▶ [Extracted records]:
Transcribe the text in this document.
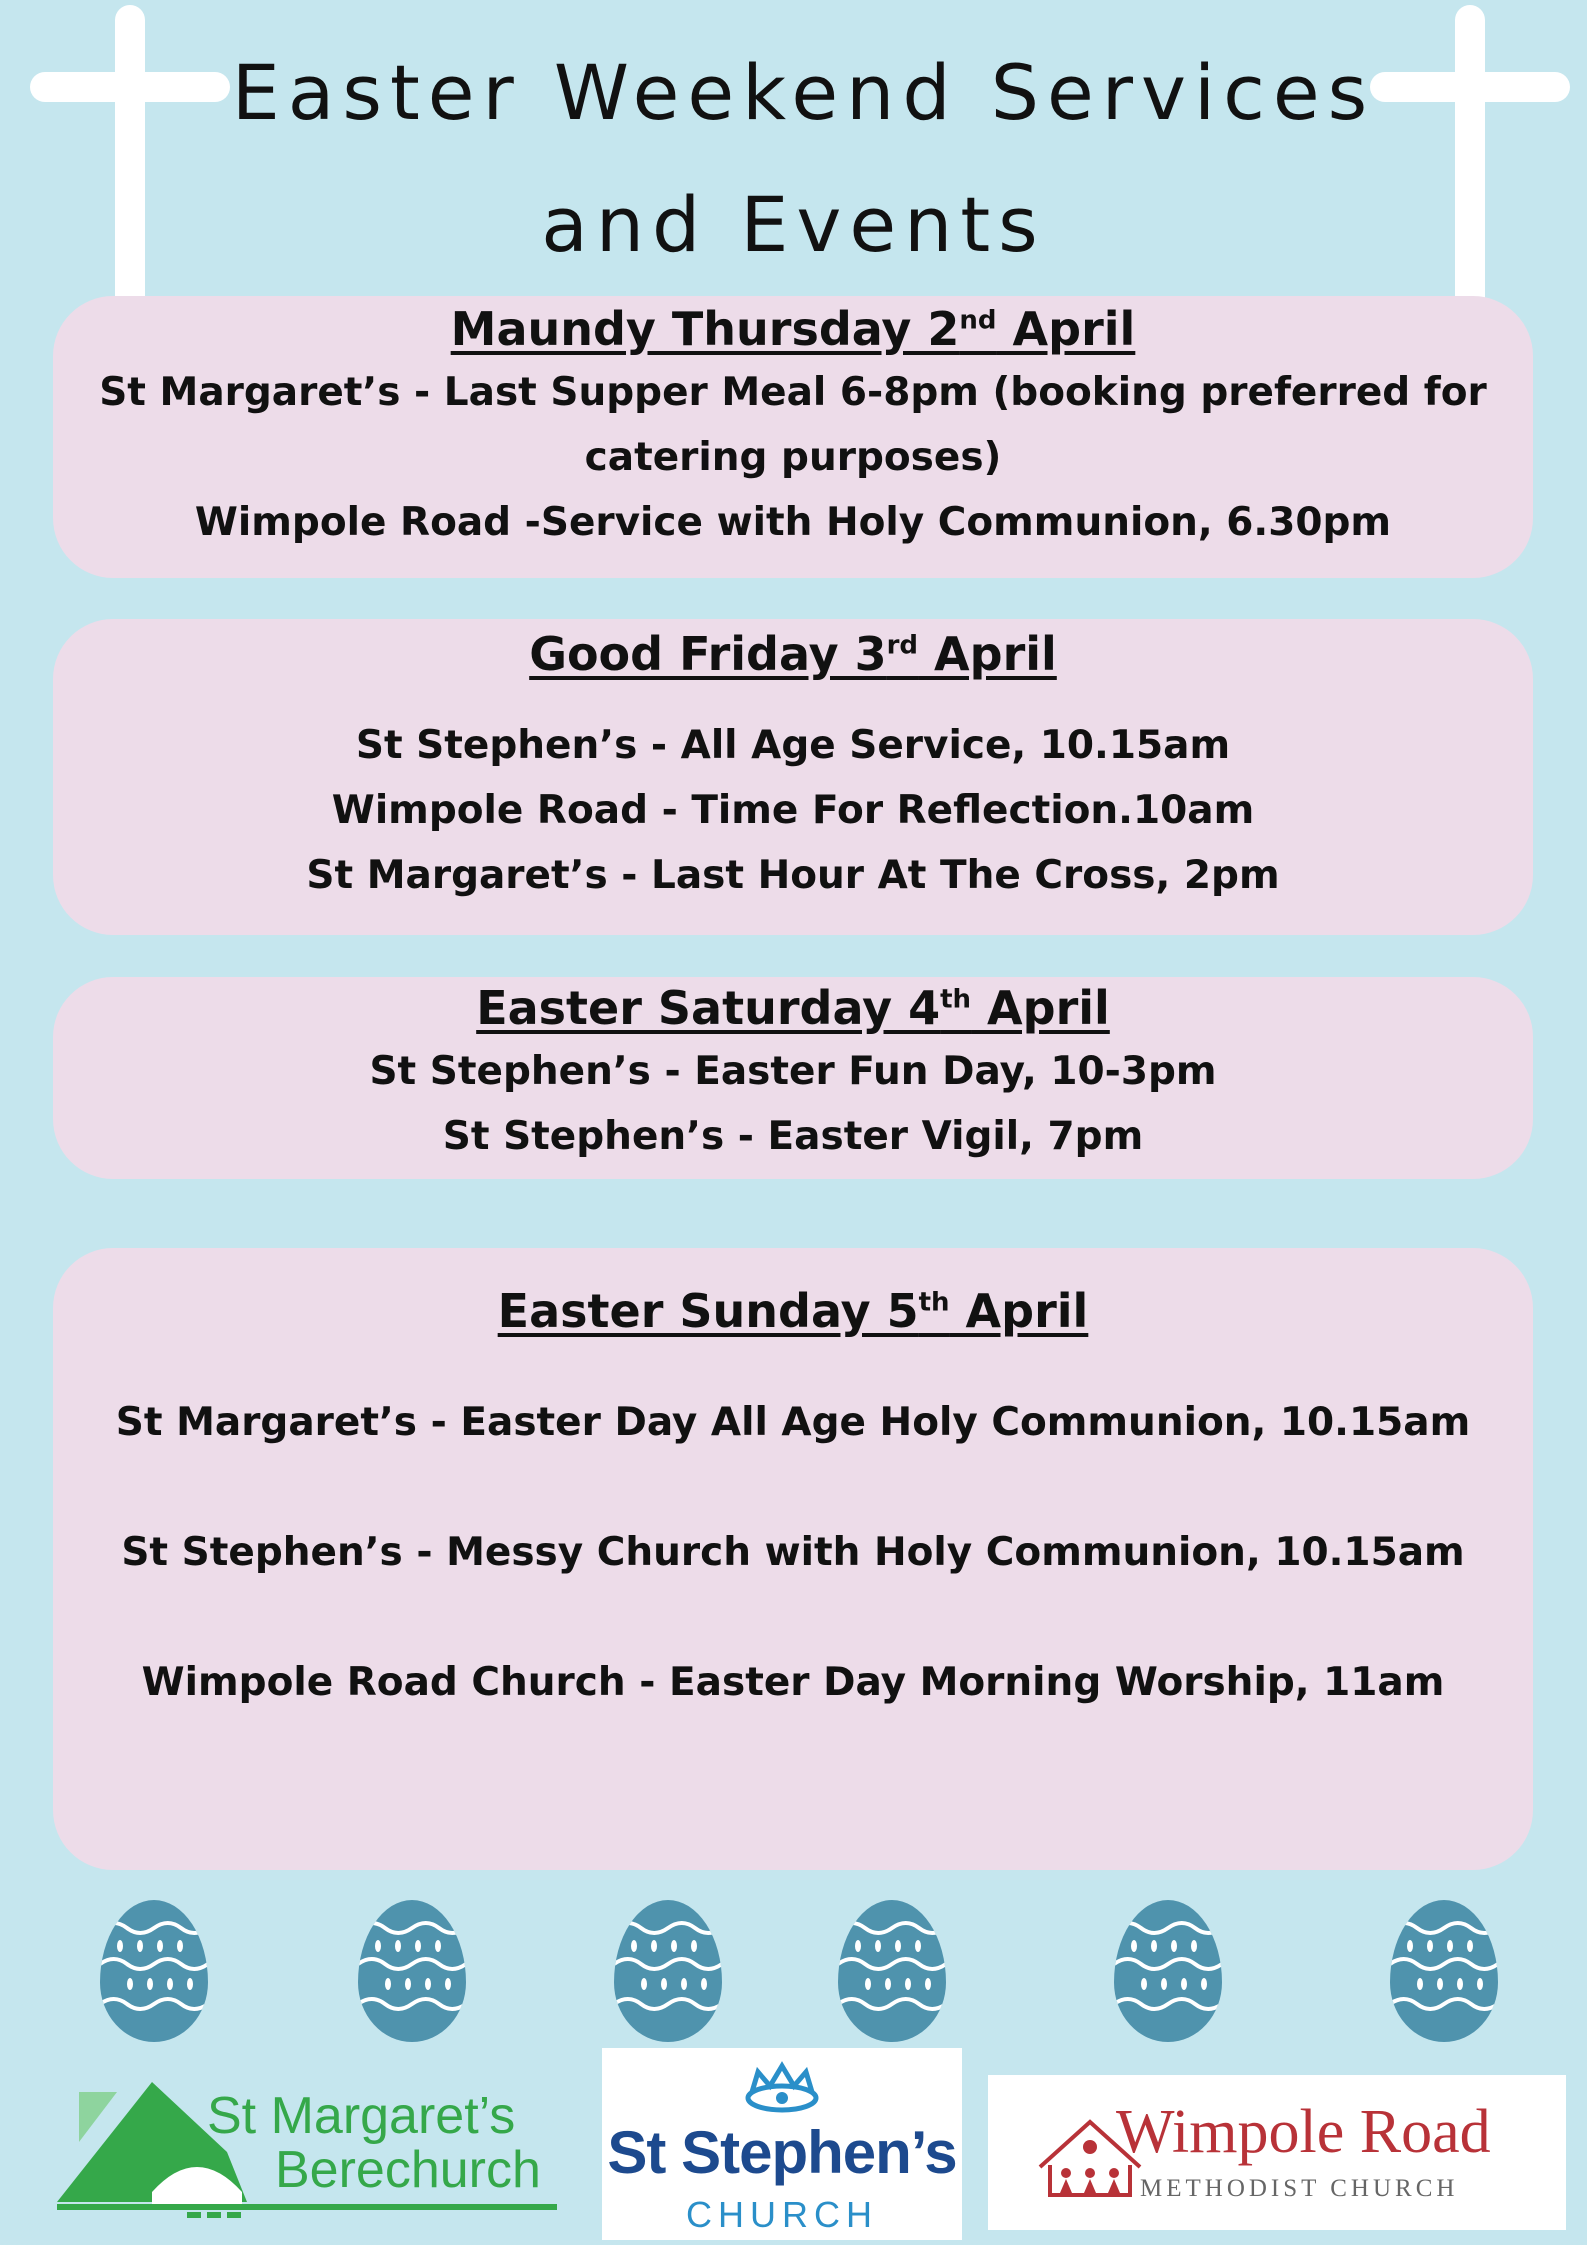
Easter Weekend Services
and Events

Maundy Thursday 2nd April

St Margaret’s - Last Supper Meal 6-8pm (booking preferred for

catering purposes)

Wimpole Road -Service with Holy Communion, 6.30pm

Good Friday 3rd April

St Stephen’s - All Age Service, 10.15am

Wimpole Road - Time For Reflection.10am

St Margaret’s - Last Hour At The Cross, 2pm

Easter Saturday 4th April

St Stephen’s - Easter Fun Day, 10-3pm

St Stephen’s - Easter Vigil, 7pm

Easter Sunday 5th April

St Margaret’s - Easter Day All Age Holy Communion, 10.15am

St Stephen’s - Messy Church with Holy Communion, 10.15am

Wimpole Road Church - Easter Day Morning Worship, 11am

St Margaret’s
Berechurch St Stephen’s
CHURCH
Wimpole Road
METHODIST CHURCH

▶ [Stated problem]: Select all lines in the listing that include the word "Easter".

▶ [Exercise answer]:
Easter Weekend Services
Easter Saturday 4th April
St Stephen’s - Easter Fun Day, 10-3pm
St Stephen’s - Easter Vigil, 7pm
Easter Sunday 5th April
St Margaret’s - Easter Day All Age Holy Communion, 10.15am
Wimpole Road Church - Easter Day Morning Worship, 11am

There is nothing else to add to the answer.